* **WORK TO DO**:
In the data below, find every line with the string "него" and pull it out.

[Items from a dataset]
^^^^
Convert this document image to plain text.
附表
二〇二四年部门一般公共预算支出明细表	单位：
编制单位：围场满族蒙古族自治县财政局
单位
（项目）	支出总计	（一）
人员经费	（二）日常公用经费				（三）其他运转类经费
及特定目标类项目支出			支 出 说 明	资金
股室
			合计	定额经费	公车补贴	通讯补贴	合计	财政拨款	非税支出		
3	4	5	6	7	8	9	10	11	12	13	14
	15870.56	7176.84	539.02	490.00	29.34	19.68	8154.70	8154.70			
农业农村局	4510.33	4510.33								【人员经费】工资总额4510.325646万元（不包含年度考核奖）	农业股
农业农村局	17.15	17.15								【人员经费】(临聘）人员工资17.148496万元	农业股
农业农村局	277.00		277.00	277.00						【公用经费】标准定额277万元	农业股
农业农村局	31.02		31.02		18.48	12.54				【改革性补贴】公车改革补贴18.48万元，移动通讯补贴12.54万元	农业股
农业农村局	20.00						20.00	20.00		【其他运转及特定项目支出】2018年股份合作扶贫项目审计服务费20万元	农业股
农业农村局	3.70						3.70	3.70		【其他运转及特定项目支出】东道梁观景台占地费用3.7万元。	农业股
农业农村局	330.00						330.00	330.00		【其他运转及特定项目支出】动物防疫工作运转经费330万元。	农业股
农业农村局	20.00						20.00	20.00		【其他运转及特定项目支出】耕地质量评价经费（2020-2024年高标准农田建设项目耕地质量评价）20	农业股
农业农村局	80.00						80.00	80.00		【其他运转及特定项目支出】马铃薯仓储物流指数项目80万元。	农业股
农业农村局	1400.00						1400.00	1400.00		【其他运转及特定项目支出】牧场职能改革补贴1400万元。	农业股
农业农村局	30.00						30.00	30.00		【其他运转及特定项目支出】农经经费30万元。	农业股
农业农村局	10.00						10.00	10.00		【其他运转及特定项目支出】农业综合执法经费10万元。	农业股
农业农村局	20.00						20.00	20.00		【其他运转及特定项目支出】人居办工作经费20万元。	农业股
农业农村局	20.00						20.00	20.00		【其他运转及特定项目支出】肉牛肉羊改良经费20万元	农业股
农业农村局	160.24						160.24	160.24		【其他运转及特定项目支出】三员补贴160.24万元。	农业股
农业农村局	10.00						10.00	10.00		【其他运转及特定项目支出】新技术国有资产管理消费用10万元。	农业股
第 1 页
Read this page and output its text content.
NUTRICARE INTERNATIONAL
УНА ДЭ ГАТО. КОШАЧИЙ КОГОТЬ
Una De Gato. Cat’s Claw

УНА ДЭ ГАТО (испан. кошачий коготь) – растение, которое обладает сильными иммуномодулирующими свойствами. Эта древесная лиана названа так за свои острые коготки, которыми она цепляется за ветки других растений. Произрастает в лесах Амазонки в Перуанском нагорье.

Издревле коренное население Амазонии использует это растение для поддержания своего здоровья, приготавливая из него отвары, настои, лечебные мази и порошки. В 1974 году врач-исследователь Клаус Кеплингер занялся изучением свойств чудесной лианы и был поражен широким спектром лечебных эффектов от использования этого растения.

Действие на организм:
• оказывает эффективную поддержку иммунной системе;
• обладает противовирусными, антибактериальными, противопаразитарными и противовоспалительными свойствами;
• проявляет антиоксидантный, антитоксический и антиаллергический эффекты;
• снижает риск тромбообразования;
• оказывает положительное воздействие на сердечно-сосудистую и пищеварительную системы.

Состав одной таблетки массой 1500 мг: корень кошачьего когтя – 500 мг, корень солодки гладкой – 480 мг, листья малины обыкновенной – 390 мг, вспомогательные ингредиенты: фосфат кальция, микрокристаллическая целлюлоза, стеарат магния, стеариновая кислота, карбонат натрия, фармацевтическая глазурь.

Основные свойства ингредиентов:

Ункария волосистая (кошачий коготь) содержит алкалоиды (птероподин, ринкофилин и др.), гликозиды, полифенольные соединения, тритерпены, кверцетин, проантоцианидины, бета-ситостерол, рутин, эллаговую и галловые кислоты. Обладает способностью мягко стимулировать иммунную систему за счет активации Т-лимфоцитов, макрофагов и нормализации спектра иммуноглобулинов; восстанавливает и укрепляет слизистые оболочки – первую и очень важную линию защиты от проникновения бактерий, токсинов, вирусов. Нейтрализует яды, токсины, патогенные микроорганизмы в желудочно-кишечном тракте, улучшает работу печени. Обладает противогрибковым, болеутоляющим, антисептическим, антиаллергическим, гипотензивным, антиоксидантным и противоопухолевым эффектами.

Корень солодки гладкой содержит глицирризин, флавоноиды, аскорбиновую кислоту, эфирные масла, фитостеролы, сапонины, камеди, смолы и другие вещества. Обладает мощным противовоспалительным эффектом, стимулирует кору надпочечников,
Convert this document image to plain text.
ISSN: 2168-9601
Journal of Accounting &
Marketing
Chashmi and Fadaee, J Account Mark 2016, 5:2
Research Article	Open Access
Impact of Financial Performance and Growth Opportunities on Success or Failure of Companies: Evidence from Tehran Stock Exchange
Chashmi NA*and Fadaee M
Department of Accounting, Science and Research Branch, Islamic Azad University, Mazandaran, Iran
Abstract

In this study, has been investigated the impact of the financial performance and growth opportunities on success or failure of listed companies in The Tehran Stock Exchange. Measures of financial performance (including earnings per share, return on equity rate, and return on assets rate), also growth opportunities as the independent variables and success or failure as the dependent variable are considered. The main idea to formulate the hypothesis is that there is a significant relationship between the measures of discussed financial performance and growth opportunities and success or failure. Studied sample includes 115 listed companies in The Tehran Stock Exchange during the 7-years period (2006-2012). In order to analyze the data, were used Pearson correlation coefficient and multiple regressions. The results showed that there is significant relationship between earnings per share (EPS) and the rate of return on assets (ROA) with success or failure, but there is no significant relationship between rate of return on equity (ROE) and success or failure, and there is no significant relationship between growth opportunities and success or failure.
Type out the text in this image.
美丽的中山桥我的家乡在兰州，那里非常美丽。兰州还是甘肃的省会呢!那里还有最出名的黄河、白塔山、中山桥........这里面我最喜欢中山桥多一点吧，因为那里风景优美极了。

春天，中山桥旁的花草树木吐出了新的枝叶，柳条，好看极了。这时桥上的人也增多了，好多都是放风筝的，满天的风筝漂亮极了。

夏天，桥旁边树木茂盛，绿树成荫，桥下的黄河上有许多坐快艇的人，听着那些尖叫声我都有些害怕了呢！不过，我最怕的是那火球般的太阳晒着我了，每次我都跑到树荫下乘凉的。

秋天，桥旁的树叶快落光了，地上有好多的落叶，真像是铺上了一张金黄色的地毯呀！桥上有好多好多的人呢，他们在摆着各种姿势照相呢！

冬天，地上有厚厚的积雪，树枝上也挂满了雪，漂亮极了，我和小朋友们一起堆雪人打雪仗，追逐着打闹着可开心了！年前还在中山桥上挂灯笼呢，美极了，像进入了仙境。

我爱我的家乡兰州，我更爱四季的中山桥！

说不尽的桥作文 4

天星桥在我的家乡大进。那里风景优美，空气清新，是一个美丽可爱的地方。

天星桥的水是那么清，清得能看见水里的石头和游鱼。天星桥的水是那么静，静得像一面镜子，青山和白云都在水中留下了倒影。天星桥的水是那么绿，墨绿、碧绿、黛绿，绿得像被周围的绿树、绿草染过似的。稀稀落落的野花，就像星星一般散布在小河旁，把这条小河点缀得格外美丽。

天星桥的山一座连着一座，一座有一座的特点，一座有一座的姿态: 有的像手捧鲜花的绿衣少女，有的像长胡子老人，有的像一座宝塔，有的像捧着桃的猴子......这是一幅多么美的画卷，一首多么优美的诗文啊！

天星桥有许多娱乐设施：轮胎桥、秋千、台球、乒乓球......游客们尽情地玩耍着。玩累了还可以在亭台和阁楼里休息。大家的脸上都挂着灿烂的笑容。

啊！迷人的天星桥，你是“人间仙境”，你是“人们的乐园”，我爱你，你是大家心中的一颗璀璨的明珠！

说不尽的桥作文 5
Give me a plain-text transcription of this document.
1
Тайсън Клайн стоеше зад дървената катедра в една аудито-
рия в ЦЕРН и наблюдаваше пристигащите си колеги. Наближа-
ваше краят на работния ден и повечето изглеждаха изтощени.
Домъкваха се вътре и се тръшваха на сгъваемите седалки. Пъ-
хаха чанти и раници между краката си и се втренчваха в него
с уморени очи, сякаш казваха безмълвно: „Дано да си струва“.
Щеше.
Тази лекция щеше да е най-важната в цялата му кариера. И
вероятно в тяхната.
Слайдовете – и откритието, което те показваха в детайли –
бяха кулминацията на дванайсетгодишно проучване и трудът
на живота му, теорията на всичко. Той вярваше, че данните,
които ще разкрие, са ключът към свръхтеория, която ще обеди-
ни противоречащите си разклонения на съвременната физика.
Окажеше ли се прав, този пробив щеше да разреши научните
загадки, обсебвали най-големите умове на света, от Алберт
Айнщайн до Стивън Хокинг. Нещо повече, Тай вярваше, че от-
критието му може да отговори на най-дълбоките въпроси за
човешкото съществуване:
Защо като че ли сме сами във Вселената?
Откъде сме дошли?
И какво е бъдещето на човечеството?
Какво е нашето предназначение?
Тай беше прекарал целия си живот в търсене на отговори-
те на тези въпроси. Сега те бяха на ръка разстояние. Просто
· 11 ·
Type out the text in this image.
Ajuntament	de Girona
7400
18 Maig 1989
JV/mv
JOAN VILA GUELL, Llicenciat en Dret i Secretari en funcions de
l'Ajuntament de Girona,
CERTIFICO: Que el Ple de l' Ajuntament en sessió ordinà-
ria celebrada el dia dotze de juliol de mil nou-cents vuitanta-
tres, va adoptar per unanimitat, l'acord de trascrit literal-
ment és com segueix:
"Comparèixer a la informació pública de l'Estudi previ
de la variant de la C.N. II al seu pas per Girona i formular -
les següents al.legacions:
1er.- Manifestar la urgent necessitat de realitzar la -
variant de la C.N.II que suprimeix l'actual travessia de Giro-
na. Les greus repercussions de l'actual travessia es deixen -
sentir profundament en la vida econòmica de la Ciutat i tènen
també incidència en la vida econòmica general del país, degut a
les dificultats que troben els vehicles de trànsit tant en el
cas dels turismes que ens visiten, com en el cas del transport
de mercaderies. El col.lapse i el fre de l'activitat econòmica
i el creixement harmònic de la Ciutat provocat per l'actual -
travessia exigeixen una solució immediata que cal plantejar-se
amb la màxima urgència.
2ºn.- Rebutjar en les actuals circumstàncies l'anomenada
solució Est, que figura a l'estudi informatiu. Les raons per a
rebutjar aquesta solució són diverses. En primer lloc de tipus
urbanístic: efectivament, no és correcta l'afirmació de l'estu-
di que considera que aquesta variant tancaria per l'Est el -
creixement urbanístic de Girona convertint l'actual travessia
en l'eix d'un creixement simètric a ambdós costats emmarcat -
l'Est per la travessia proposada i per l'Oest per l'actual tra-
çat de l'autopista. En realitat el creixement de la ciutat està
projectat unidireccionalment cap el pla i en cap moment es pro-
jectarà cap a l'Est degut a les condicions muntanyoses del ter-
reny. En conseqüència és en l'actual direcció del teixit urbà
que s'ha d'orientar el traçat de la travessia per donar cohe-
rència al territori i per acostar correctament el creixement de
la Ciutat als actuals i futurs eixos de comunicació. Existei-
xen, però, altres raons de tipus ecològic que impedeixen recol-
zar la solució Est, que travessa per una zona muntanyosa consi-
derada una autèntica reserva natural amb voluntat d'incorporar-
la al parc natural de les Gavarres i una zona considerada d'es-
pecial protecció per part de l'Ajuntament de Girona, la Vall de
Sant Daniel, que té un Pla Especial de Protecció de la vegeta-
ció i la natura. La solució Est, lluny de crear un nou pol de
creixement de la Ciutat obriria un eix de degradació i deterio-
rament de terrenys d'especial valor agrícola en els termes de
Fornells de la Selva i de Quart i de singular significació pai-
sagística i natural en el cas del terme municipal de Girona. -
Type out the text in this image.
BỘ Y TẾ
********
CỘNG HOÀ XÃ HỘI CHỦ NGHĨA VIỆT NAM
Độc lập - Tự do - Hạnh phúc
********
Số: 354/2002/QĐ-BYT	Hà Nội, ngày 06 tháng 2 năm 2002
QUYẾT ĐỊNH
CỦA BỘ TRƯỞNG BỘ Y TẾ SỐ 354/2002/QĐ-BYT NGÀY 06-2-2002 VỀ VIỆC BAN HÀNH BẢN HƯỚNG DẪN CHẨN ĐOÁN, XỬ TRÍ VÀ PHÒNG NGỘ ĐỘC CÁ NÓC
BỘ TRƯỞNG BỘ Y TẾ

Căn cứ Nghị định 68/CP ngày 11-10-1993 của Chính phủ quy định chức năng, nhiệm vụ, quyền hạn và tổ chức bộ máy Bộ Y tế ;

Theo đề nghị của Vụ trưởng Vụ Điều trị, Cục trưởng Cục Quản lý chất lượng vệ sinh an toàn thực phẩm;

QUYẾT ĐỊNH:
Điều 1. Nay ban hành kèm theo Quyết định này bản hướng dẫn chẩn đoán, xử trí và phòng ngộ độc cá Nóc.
^^^^
* **SOLUTION TO THE EXERCISE**:
Издревле коренное население Амазонии использует это растение для поддержания своего здоровья, приготавливая из него отвары, настои, лечебные мази и порошки. В 1974 году врач-исследователь Клаус Кеплингер занялся изучением свойств чудесной лианы и был поражен широким спектром лечебных эффектов от использования этого растения.
хаха чанти и раници между краката си и се втренчваха в него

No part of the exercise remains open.